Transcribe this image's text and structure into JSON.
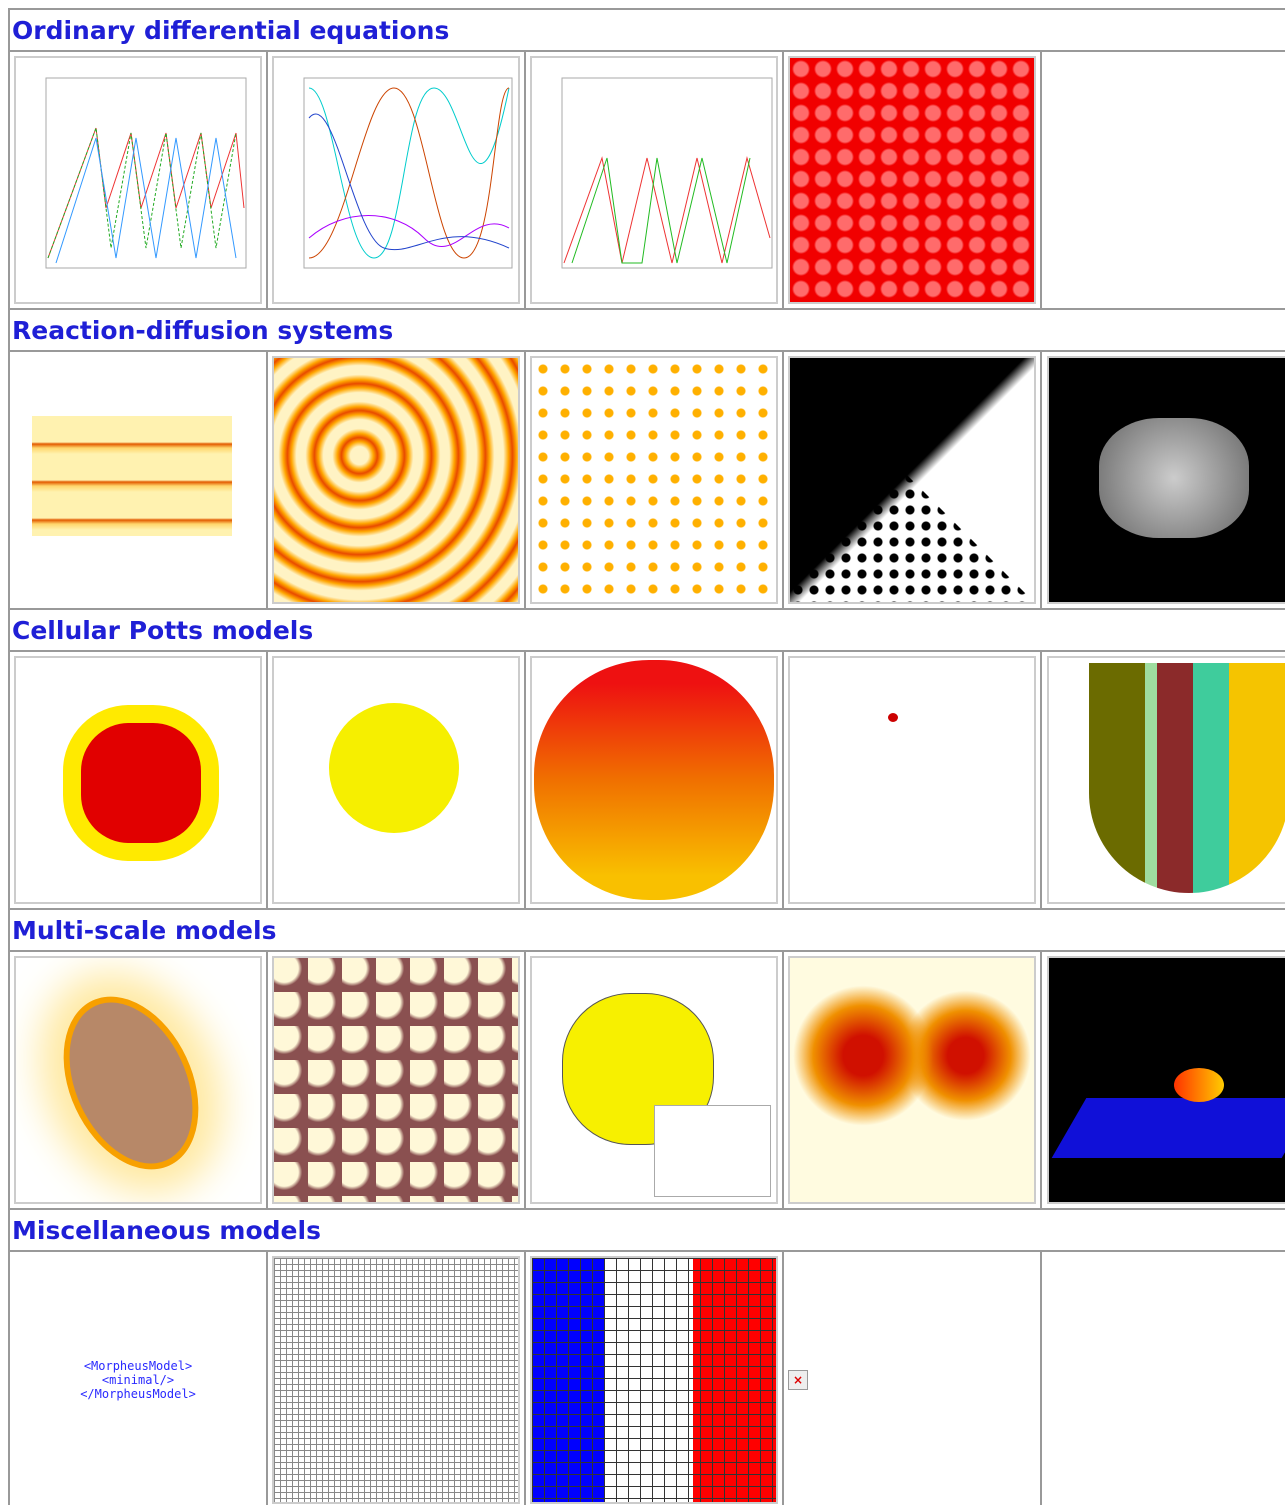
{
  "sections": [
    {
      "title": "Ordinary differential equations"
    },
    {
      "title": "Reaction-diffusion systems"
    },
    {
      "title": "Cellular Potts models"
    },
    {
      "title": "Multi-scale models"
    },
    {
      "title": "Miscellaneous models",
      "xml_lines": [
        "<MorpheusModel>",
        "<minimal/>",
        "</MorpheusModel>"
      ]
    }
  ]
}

* **TASK DIRECTIONS**:
Extract each line holding the string "title".

* **THE COMPLETED TASK**:
      "title": "Ordinary differential equations"
      "title": "Reaction-diffusion systems"
      "title": "Cellular Potts models"
      "title": "Multi-scale models"
      "title": "Miscellaneous models",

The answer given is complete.